» WORK REQUIRED
Take the line containing "OCR this image." as the first and the last line of the records below as the end, and please set down only what lies between them exactly, both ends included.

» STUDY MATERIAL
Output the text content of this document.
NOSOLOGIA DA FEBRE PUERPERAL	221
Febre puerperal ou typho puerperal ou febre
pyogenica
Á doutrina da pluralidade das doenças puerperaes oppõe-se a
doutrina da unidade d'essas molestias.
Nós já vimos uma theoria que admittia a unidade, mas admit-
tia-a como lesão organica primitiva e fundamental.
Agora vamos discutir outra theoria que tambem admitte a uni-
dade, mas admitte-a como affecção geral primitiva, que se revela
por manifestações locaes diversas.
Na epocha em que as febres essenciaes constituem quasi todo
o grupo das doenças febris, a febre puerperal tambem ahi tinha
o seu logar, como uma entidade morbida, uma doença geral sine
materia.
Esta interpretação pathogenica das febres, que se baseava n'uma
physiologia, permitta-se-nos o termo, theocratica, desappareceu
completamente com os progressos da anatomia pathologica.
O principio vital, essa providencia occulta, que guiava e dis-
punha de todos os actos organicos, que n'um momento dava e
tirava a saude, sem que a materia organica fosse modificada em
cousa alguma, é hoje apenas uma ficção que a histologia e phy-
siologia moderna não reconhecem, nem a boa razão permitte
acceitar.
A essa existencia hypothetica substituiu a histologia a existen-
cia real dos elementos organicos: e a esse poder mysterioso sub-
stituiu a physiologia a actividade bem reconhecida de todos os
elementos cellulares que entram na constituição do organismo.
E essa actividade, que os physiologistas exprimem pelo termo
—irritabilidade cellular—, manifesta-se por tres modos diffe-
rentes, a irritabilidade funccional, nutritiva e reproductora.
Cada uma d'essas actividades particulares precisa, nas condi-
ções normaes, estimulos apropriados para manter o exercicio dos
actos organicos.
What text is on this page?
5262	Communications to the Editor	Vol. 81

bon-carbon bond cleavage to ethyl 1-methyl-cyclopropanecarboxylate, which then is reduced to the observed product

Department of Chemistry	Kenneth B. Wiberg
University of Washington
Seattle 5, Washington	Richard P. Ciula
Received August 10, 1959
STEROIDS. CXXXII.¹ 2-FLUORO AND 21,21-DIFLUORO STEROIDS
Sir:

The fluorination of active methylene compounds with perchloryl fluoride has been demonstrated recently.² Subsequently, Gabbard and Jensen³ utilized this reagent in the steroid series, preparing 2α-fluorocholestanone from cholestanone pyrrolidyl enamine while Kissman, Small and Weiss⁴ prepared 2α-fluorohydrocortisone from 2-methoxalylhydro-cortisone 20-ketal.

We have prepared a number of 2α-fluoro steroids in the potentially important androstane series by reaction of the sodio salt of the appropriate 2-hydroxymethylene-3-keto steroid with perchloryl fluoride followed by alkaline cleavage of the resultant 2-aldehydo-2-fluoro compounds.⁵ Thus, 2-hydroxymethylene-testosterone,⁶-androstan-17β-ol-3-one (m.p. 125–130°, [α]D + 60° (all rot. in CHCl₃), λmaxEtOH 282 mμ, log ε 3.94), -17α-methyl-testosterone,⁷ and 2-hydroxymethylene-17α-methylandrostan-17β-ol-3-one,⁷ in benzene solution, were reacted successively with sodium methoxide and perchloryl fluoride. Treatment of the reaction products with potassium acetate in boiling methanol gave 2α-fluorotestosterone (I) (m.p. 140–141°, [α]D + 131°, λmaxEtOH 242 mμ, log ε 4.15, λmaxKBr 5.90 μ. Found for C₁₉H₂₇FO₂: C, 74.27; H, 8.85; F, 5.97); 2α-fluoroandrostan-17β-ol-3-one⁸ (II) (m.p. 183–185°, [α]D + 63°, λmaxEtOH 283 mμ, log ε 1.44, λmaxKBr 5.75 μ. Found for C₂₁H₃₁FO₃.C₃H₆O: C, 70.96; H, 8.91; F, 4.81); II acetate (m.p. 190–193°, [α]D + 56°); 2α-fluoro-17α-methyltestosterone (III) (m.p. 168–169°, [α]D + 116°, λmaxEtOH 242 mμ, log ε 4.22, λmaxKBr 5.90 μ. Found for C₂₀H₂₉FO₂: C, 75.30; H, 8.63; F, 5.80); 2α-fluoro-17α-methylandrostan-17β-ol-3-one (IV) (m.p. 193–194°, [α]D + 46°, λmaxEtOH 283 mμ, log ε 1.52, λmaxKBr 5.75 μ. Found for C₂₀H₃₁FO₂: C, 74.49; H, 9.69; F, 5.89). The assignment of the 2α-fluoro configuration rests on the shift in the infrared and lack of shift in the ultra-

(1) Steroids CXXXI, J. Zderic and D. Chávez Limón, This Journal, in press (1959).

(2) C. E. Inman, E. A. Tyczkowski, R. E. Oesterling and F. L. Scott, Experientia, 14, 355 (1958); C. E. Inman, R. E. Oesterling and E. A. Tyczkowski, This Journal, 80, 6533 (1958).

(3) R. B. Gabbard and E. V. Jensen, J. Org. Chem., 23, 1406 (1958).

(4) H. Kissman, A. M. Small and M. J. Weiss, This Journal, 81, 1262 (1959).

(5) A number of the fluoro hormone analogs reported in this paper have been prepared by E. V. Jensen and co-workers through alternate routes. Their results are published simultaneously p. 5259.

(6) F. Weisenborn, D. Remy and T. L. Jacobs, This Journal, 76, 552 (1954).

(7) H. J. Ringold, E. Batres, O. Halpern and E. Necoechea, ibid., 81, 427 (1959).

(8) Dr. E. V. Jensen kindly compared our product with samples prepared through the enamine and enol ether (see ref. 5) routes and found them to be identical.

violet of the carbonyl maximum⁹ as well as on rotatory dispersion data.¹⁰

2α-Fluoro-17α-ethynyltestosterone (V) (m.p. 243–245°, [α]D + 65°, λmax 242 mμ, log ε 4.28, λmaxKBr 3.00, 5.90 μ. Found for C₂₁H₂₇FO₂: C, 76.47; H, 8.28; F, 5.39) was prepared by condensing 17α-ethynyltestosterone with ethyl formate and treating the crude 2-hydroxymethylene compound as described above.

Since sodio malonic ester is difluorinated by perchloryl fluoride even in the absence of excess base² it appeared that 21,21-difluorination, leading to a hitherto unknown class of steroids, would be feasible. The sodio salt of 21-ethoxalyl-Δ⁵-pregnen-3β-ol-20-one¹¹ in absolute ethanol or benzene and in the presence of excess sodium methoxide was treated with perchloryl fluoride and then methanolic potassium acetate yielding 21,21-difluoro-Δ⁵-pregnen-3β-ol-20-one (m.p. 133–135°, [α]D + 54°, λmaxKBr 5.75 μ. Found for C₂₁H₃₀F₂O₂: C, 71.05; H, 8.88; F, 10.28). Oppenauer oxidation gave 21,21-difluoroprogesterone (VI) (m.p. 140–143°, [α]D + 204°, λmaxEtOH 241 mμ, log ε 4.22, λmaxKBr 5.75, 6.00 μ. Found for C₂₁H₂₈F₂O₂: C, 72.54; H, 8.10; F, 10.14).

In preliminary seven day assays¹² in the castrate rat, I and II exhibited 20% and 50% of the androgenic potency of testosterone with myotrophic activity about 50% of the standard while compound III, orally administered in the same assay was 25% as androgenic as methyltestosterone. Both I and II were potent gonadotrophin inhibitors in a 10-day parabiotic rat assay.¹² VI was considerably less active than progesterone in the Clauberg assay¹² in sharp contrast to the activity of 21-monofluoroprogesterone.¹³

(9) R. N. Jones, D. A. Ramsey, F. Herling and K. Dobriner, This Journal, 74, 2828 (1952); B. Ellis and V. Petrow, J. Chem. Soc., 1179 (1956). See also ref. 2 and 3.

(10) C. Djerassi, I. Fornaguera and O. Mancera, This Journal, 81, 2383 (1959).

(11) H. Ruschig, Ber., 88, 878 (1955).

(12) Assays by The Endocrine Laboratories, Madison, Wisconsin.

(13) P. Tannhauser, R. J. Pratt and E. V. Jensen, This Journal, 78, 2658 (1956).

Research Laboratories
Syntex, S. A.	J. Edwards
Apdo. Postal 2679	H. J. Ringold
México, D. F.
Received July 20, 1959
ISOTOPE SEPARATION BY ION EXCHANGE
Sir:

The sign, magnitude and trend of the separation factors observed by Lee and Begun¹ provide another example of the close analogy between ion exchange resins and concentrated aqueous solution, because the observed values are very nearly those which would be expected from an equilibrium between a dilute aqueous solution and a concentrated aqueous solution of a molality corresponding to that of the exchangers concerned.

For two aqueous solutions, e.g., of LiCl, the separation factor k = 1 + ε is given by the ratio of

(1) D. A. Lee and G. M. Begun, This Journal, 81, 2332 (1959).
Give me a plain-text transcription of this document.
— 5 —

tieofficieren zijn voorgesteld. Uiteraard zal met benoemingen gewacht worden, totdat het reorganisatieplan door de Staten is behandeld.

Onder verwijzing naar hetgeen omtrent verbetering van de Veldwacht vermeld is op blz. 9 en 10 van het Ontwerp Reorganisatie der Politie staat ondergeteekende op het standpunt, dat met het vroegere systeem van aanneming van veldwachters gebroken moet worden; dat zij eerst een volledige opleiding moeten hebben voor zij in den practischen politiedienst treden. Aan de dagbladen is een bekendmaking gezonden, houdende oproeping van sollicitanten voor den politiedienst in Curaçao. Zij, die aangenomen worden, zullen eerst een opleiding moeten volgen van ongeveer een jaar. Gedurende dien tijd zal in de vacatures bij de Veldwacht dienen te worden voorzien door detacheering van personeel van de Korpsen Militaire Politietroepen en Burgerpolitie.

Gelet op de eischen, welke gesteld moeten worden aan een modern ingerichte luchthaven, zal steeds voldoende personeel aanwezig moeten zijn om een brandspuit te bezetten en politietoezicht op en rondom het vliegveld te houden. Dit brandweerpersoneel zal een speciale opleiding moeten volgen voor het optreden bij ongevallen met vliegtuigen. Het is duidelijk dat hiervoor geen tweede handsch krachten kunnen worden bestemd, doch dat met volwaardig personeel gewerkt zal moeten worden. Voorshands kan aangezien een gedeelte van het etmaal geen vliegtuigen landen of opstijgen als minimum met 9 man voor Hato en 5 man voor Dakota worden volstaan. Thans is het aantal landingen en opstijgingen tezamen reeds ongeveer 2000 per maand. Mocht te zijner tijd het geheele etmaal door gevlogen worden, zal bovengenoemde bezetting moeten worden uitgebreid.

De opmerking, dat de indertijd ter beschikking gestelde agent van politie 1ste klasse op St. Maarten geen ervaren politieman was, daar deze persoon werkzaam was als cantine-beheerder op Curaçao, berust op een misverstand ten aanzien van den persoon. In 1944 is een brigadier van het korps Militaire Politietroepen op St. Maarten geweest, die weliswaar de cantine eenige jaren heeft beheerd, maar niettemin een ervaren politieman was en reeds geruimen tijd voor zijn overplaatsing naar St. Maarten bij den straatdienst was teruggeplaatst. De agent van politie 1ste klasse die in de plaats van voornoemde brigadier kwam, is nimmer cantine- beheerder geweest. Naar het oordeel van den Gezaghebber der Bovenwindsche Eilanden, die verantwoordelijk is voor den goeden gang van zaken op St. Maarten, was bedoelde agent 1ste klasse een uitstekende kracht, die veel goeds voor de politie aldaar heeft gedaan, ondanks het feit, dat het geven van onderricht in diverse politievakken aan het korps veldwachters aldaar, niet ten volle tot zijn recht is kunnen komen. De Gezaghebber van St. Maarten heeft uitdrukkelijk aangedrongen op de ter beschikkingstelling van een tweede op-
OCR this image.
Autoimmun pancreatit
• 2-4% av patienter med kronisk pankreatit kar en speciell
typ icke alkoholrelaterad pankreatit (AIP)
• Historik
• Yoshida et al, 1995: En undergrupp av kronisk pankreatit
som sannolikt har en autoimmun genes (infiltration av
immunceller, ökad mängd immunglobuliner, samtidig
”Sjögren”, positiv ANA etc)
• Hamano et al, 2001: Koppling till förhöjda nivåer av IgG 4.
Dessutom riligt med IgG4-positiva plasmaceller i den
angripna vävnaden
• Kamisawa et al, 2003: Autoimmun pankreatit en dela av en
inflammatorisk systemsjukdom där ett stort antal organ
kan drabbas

» EXPECTED OUTPUT
OCR this image.
Autoimmun pancreatit
• 2-4% av patienter med kronisk pankreatit kar en speciell
typ icke alkoholrelaterad pankreatit (AIP)
• Historik
• Yoshida et al, 1995: En undergrupp av kronisk pankreatit
som sannolikt har en autoimmun genes (infiltration av
immunceller, ökad mängd immunglobuliner, samtidig
”Sjögren”, positiv ANA etc)
• Hamano et al, 2001: Koppling till förhöjda nivåer av IgG 4.
Dessutom riligt med IgG4-positiva plasmaceller i den
angripna vävnaden
• Kamisawa et al, 2003: Autoimmun pankreatit en dela av en
inflammatorisk systemsjukdom där ett stort antal organ
kan drabbas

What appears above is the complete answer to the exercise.